*TASK REQUIREMENTS:* Write out the whole listing word for word.

## START EXERCISE DATA

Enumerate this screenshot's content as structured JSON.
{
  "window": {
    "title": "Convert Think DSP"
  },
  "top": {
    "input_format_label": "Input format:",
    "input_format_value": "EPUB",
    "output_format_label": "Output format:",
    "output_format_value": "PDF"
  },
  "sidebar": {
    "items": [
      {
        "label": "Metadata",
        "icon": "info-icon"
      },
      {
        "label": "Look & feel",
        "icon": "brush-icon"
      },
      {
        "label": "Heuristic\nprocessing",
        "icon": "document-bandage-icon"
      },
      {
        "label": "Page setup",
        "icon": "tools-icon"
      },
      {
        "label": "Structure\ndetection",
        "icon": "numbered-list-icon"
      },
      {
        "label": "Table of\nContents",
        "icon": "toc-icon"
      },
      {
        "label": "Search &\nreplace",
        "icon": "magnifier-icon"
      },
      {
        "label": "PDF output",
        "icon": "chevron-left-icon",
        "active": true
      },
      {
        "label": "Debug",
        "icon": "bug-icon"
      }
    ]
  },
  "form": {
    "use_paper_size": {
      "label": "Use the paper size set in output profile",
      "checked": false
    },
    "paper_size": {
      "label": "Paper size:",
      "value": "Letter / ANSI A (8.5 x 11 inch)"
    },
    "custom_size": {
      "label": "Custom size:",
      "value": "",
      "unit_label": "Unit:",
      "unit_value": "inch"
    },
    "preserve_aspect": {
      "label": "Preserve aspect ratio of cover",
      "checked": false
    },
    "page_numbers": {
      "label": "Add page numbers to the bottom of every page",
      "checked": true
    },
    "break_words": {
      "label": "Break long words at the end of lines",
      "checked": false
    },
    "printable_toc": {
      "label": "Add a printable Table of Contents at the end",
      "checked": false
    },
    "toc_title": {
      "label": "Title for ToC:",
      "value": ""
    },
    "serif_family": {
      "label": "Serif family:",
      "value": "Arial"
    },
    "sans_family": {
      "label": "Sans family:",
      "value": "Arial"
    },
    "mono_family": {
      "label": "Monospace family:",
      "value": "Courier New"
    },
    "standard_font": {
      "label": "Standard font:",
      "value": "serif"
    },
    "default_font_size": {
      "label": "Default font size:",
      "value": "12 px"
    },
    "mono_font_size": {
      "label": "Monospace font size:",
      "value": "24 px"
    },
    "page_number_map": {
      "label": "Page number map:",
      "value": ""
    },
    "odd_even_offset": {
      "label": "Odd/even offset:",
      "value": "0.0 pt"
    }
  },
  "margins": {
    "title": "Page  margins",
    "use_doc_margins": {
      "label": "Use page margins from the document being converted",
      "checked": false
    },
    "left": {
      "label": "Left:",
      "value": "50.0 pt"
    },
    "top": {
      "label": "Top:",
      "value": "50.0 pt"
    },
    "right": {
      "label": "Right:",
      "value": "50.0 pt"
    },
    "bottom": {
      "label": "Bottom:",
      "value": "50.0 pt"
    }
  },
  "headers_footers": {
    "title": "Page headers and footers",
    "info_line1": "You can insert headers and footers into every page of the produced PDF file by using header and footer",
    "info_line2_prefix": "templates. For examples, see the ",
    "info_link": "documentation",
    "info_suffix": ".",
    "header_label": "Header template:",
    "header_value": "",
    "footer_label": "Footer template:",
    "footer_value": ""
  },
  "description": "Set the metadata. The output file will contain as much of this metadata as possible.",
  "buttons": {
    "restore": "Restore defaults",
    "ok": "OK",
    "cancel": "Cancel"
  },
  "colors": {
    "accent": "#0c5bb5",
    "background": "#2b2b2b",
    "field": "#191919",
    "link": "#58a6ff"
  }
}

## END EXERCISE DATA

*RESULT OF THIS TASK:*
Enumerate this screenshot's content as structured JSON.
{
  "window": {
    "title": "Convert Think DSP"
  },
  "top": {
    "input_format_label": "Input format:",
    "input_format_value": "EPUB",
    "output_format_label": "Output format:",
    "output_format_value": "PDF"
  },
  "sidebar": {
    "items": [
      {
        "label": "Metadata",
        "icon": "info-icon"
      },
      {
        "label": "Look & feel",
        "icon": "brush-icon"
      },
      {
        "label": "Heuristic\nprocessing",
        "icon": "document-bandage-icon"
      },
      {
        "label": "Page setup",
        "icon": "tools-icon"
      },
      {
        "label": "Structure\ndetection",
        "icon": "numbered-list-icon"
      },
      {
        "label": "Table of\nContents",
        "icon": "toc-icon"
      },
      {
        "label": "Search &\nreplace",
        "icon": "magnifier-icon"
      },
      {
        "label": "PDF output",
        "icon": "chevron-left-icon",
        "active": true
      },
      {
        "label": "Debug",
        "icon": "bug-icon"
      }
    ]
  },
  "form": {
    "use_paper_size": {
      "label": "Use the paper size set in output profile",
      "checked": false
    },
    "paper_size": {
      "label": "Paper size:",
      "value": "Letter / ANSI A (8.5 x 11 inch)"
    },
    "custom_size": {
      "label": "Custom size:",
      "value": "",
      "unit_label": "Unit:",
      "unit_value": "inch"
    },
    "preserve_aspect": {
      "label": "Preserve aspect ratio of cover",
      "checked": false
    },
    "page_numbers": {
      "label": "Add page numbers to the bottom of every page",
      "checked": true
    },
    "break_words": {
      "label": "Break long words at the end of lines",
      "checked": false
    },
    "printable_toc": {
      "label": "Add a printable Table of Contents at the end",
      "checked": false
    },
    "toc_title": {
      "label": "Title for ToC:",
      "value": ""
    },
    "serif_family": {
      "label": "Serif family:",
      "value": "Arial"
    },
    "sans_family": {
      "label": "Sans family:",
      "value": "Arial"
    },
    "mono_family": {
      "label": "Monospace family:",
      "value": "Courier New"
    },
    "standard_font": {
      "label": "Standard font:",
      "value": "serif"
    },
    "default_font_size": {
      "label": "Default font size:",
      "value": "12 px"
    },
    "mono_font_size": {
      "label": "Monospace font size:",
      "value": "24 px"
    },
    "page_number_map": {
      "label": "Page number map:",
      "value": ""
    },
    "odd_even_offset": {
      "label": "Odd/even offset:",
      "value": "0.0 pt"
    }
  },
  "margins": {
    "title": "Page  margins",
    "use_doc_margins": {
      "label": "Use page margins from the document being converted",
      "checked": false
    },
    "left": {
      "label": "Left:",
      "value": "50.0 pt"
    },
    "top": {
      "label": "Top:",
      "value": "50.0 pt"
    },
    "right": {
      "label": "Right:",
      "value": "50.0 pt"
    },
    "bottom": {
      "label": "Bottom:",
      "value": "50.0 pt"
    }
  },
  "headers_footers": {
    "title": "Page headers and footers",
    "info_line1": "You can insert headers and footers into every page of the produced PDF file by using header and footer",
    "info_line2_prefix": "templates. For examples, see the ",
    "info_link": "documentation",
    "info_suffix": ".",
    "header_label": "Header template:",
    "header_value": "",
    "footer_label": "Footer template:",
    "footer_value": ""
  },
  "description": "Set the metadata. The output file will contain as much of this metadata as possible.",
  "buttons": {
    "restore": "Restore defaults",
    "ok": "OK",
    "cancel": "Cancel"
  },
  "colors": {
    "accent": "#0c5bb5",
    "background": "#2b2b2b",
    "field": "#191919",
    "link": "#58a6ff"
  }
}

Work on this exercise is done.